§ **PROBLEM DETAILS**: Which lines in the data below contain the string "page", with uppercase and lowercase counted as different? Locate each one and copy it out in full.

§ **DATA TO PROCESS**:
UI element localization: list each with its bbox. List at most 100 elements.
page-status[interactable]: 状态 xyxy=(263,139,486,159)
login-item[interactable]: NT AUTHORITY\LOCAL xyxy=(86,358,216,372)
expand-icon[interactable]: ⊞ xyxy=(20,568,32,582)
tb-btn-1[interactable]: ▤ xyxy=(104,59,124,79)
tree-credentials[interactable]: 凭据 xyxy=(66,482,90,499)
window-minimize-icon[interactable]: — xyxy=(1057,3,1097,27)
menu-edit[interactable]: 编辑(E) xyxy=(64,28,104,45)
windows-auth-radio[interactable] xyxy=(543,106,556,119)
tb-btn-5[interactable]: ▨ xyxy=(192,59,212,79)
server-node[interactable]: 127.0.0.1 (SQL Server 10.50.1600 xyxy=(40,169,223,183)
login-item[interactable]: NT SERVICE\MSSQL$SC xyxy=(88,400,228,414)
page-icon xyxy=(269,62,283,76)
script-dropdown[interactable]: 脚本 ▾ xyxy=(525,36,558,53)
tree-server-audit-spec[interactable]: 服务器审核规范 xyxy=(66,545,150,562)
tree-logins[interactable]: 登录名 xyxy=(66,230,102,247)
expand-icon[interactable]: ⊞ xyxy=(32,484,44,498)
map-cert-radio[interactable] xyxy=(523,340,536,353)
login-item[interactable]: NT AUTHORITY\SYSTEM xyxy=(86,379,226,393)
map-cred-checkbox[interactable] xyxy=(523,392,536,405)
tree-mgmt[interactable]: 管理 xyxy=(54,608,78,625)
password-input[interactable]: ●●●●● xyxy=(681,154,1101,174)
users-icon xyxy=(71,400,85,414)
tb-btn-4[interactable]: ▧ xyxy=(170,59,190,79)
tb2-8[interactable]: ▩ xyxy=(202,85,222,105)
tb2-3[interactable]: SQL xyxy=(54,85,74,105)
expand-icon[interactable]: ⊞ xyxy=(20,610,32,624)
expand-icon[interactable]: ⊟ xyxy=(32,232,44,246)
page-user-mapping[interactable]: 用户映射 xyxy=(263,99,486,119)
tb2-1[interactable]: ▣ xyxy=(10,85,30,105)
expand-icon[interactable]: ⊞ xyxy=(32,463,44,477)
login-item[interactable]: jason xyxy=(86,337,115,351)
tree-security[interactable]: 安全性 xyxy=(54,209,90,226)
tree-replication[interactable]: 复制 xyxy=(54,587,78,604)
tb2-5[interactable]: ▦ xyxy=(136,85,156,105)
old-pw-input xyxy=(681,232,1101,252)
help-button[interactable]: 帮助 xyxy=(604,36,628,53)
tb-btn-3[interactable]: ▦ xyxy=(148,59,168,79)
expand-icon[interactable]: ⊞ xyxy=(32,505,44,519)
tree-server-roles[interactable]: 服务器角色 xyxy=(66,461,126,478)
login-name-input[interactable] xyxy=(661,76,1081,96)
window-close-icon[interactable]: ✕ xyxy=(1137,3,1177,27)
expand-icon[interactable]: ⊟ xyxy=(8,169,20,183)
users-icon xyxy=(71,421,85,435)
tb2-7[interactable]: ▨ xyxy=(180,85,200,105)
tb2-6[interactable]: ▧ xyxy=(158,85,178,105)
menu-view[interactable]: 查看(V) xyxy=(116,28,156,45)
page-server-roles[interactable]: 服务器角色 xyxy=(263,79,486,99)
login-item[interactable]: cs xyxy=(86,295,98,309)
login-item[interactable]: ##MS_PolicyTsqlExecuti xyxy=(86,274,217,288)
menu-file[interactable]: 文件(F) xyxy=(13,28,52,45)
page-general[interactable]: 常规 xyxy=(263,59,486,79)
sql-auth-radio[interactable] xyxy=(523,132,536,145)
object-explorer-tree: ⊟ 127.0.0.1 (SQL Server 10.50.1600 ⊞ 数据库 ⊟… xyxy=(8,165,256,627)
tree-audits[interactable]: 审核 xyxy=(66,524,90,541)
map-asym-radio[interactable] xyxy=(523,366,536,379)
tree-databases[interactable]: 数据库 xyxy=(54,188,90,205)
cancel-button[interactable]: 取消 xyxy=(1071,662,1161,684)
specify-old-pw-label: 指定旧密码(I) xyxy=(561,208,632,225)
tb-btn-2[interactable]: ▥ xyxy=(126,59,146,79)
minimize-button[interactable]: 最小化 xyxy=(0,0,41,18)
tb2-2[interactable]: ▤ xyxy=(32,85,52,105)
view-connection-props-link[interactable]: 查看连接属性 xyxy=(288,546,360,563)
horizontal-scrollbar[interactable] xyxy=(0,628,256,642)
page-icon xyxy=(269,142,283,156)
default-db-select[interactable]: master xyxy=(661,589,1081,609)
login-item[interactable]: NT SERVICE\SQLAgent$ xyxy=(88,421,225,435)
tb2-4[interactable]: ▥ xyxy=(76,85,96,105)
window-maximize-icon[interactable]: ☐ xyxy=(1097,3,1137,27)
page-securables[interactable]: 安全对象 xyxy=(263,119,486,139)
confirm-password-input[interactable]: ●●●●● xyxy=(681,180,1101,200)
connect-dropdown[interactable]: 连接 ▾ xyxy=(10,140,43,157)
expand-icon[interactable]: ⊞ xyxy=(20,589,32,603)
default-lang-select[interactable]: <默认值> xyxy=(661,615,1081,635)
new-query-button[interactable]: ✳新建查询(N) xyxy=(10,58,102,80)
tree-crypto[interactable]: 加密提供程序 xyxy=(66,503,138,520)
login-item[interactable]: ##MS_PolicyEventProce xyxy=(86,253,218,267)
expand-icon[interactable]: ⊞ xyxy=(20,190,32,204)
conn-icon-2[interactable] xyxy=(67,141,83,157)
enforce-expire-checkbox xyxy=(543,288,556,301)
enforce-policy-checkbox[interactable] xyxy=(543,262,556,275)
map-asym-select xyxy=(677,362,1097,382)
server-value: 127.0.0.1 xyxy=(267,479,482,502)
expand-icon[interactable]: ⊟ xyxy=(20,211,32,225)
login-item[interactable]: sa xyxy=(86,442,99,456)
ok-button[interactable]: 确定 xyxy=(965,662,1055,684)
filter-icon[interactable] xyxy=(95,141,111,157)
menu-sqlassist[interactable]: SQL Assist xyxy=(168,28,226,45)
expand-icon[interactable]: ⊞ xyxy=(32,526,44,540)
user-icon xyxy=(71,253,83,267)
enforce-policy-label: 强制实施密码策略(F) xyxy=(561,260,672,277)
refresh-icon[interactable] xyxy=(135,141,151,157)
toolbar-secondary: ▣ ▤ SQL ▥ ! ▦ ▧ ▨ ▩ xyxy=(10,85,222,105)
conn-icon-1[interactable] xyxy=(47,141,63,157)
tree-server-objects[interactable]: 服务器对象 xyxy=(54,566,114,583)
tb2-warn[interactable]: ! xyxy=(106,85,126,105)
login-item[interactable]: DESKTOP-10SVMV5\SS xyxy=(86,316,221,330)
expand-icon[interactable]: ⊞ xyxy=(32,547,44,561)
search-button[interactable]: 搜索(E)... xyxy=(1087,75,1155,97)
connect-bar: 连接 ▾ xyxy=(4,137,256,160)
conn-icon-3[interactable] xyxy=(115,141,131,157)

§ **COMPLETE ANSWER**:
page-status[interactable]: 状态 xyxy=(263,139,486,159)
page-icon xyxy=(269,62,283,76)
page-user-mapping[interactable]: 用户映射 xyxy=(263,99,486,119)
page-server-roles[interactable]: 服务器角色 xyxy=(263,79,486,99)
page-general[interactable]: 常规 xyxy=(263,59,486,79)
page-icon xyxy=(269,142,283,156)
page-securables[interactable]: 安全对象 xyxy=(263,119,486,139)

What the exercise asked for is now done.